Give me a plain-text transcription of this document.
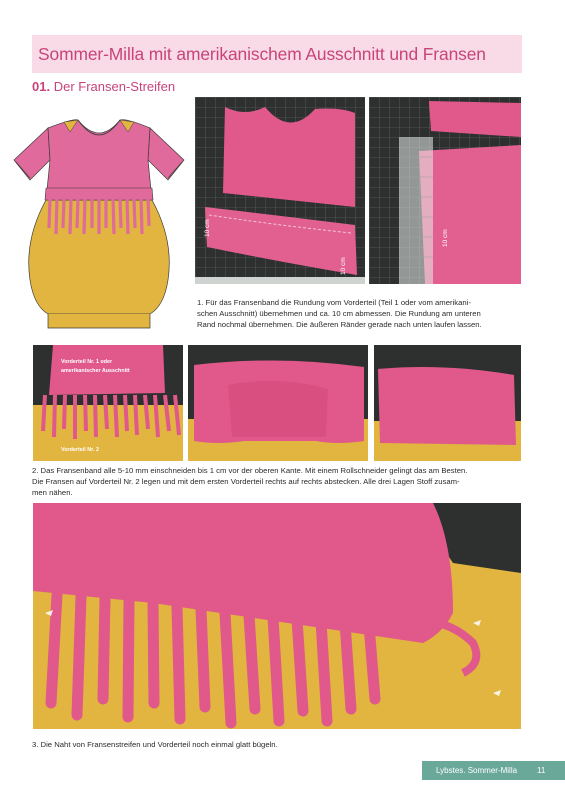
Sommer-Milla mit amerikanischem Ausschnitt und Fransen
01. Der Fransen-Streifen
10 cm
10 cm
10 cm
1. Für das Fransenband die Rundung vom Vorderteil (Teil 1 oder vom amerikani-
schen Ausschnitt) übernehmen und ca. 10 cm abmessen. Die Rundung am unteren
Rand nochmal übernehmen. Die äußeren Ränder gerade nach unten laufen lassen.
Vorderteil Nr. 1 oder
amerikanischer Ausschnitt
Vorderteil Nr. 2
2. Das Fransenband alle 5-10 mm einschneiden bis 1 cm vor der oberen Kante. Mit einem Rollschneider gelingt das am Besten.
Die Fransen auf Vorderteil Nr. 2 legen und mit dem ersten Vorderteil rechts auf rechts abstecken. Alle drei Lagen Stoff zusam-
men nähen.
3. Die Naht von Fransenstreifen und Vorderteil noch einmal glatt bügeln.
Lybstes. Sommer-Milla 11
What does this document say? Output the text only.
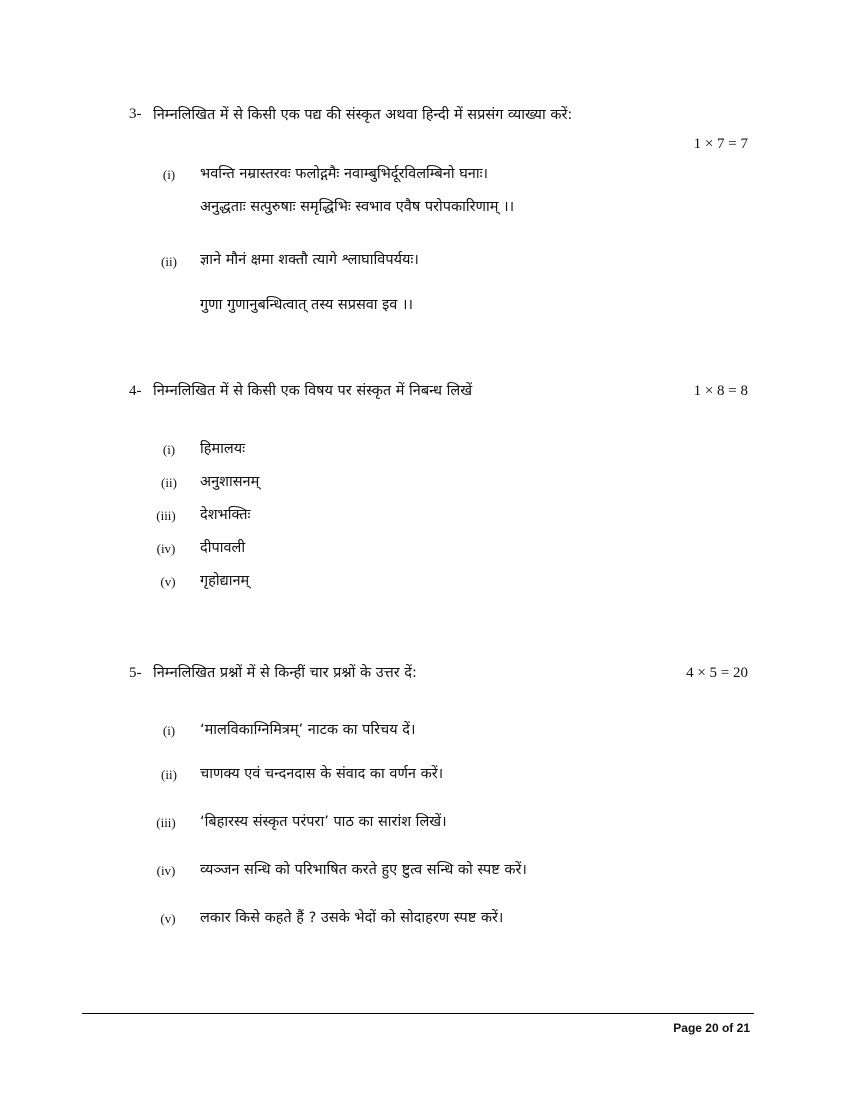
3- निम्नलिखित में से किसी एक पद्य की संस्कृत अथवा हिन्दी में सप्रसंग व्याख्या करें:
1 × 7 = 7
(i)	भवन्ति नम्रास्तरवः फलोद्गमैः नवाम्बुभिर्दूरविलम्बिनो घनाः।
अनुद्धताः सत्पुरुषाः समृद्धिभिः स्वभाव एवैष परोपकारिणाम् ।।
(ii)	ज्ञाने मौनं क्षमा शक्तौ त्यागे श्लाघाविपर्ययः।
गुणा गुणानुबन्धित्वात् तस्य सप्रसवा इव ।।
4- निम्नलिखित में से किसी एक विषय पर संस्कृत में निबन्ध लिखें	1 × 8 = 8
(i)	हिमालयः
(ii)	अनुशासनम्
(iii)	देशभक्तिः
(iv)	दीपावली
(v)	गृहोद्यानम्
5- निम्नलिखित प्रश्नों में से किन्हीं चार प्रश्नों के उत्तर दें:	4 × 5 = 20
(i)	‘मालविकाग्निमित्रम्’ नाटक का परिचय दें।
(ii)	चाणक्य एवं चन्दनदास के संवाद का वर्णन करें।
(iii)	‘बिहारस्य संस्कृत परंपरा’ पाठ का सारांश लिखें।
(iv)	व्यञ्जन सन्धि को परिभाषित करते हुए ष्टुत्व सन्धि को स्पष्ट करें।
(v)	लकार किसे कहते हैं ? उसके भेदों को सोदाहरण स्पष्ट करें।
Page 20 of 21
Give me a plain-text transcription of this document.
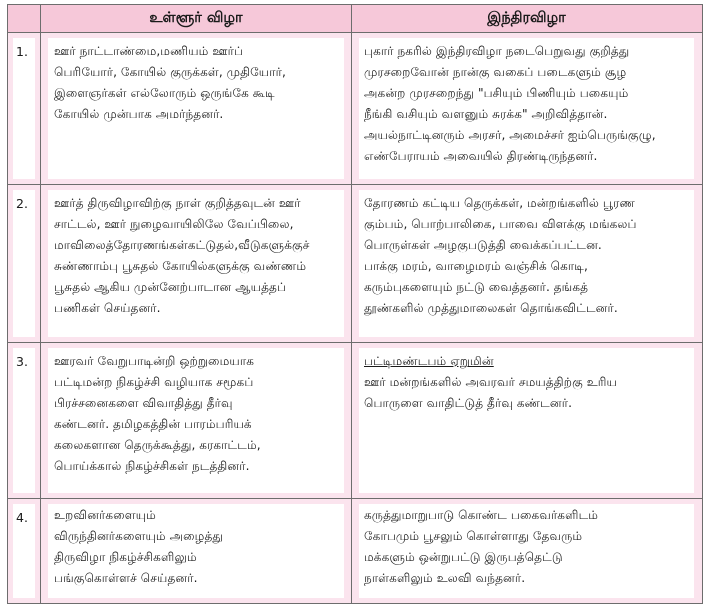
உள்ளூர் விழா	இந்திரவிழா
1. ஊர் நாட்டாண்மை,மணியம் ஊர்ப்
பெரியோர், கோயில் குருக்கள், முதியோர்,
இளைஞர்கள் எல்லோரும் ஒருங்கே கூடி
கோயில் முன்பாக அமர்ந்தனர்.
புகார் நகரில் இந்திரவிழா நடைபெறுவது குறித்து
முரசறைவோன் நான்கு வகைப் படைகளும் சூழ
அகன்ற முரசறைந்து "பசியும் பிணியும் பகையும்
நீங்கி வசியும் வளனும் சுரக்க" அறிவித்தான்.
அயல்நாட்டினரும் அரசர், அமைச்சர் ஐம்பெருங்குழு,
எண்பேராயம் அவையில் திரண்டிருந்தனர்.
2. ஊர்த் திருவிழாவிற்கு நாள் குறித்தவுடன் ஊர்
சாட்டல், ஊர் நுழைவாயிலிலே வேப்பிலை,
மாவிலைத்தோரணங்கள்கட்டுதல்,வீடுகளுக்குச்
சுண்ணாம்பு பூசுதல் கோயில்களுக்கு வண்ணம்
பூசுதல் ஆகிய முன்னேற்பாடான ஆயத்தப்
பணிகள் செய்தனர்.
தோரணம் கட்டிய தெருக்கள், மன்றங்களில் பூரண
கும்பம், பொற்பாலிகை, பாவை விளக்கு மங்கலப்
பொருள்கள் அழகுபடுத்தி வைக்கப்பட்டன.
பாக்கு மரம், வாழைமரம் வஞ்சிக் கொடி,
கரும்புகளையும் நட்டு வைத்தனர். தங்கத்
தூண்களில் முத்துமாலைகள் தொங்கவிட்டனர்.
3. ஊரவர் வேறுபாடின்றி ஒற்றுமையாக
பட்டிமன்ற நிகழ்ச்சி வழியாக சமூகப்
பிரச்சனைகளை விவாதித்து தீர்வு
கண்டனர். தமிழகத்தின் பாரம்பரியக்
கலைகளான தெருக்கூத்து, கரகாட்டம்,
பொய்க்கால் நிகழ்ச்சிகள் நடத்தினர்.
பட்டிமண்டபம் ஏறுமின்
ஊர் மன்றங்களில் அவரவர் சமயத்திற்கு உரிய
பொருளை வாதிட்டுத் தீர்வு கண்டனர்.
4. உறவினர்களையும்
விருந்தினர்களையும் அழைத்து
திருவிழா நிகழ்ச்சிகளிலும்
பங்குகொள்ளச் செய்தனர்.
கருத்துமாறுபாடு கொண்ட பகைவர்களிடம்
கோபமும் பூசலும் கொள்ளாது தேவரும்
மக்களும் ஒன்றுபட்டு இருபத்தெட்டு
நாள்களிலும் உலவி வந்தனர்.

☆ ☆ ☆ ☆

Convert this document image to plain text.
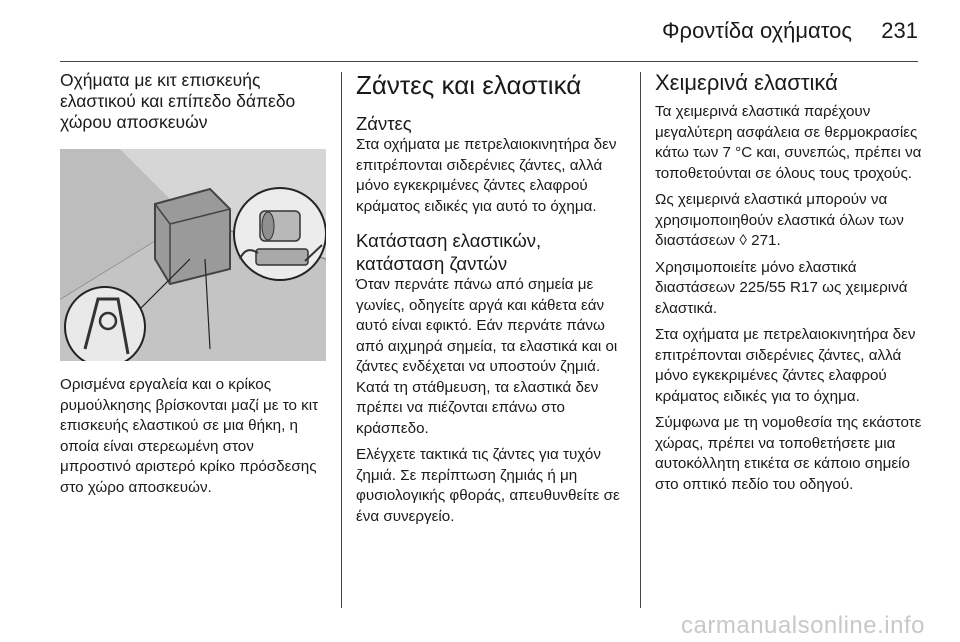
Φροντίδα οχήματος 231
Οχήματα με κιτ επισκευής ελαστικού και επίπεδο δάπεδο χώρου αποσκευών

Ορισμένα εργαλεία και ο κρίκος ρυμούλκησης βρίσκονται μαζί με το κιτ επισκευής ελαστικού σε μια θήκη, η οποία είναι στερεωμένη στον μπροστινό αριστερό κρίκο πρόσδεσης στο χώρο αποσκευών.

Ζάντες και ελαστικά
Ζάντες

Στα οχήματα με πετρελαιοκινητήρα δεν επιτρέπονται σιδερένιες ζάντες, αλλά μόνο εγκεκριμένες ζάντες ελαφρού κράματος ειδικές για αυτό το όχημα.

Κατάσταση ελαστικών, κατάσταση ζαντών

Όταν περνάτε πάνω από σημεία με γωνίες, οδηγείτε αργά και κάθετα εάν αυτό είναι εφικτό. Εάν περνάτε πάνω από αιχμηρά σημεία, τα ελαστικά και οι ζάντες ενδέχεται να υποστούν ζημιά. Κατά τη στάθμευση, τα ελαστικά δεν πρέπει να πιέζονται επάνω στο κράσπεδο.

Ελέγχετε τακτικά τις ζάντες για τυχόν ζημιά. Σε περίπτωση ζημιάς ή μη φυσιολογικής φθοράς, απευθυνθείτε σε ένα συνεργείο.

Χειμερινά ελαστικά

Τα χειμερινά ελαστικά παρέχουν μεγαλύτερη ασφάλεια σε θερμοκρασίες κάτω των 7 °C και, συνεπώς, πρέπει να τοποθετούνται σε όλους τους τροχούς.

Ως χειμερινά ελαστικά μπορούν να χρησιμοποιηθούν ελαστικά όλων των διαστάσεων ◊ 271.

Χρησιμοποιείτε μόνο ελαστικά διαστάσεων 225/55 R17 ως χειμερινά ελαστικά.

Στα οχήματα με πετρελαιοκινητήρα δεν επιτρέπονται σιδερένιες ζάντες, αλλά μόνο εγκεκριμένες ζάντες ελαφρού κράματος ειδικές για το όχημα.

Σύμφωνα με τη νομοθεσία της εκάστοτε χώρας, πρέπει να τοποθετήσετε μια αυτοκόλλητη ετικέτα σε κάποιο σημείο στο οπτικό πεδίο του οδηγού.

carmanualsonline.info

☆ ☆ ☆ ☆

## Stated problem
Of all the lines in the entries, how many contain the word "oder"? Give only the number.

## Answer to this problem
2